- **PROBLEM STATEMENT**
Only the number is needed: how many lines contain the word "kapcsolatos"?

━━━━━━━━━━━━━━━━━━━━

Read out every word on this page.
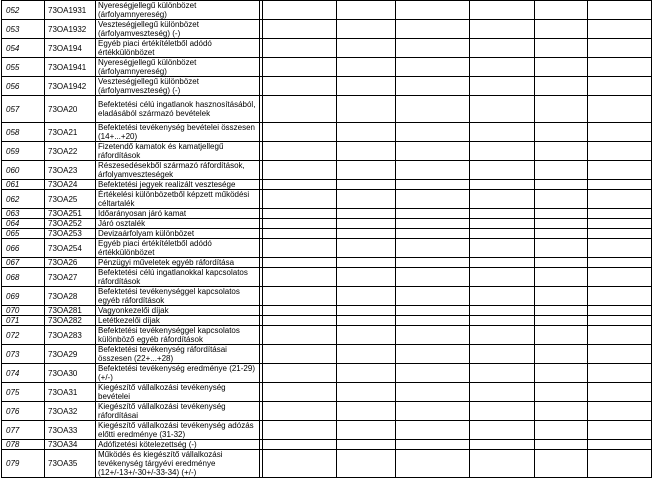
052	73OA1931	Nyereségjellegű különbözet (árfolyamnyereség)							
053	73OA1932	Veszteségjellegű különbözet (árfolyamveszteség) (-)							
054	73OA194	Egyéb piaci értékítéletből adódó értékkülönbözet							
055	73OA1941	Nyereségjellegű különbözet (árfolyamnyereség)							
056	73OA1942	Veszteségjellegű különbözet (árfolyamveszteség) (-)							
057	73OA20	Befektetési célú ingatlanok hasznosításából, eladásából származó bevételek							
058	73OA21	Befektetési tevékenység bevételei összesen (14+...+20)							
059	73OA22	Fizetendő kamatok és kamatjellegű ráfordítások							
060	73OA23	Részesedésekből származó ráfordítások, árfolyamveszteségek							
061	73OA24	Befektetési jegyek realizált vesztesége							
062	73OA25	Értékelési különbözetből képzett működési céltartalék							
063	73OA251	Időarányosan járó kamat							
064	73OA252	Járó osztalék							
065	73OA253	Devizaárfolyam különbözet							
066	73OA254	Egyéb piaci értékítéletből adódó értékkülönbözet							
067	73OA26	Pénzügyi műveletek egyéb ráfordítása							
068	73OA27	Befektetési célú ingatlanokkal kapcsolatos ráfordítások							
069	73OA28	Befektetési tevékenységgel kapcsolatos egyéb ráfordítások							
070	73OA281	Vagyonkezelői díjak							
071	73OA282	Letétkezelői díjak							
072	73OA283	Befektetési tevékenységgel kapcsolatos különböző egyéb ráfordítások							
073	73OA29	Befektetési tevékenység ráfordításai összesen (22+...+28)							
074	73OA30	Befektetési tevékenység eredménye (21-29) (+/-)							
075	73OA31	Kiegészítő vállalkozási tevékenység bevételei							
076	73OA32	Kiegészítő vállalkozási tevékenység ráfordításai							
077	73OA33	Kiegészítő vállalkozási tevékenység adózás előtti eredménye (31-32)							
078	73OA34	Adófizetési kötelezettség (-)							
079	73OA35	Működés és kiegészítő vállalkozási tevékenység tárgyévi eredménye (12+/-13+/-30+/-33-34) (+/-)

━━━━━━━━━━━━━━━━━━━━

- **RESPONSE TO THE TASK**
3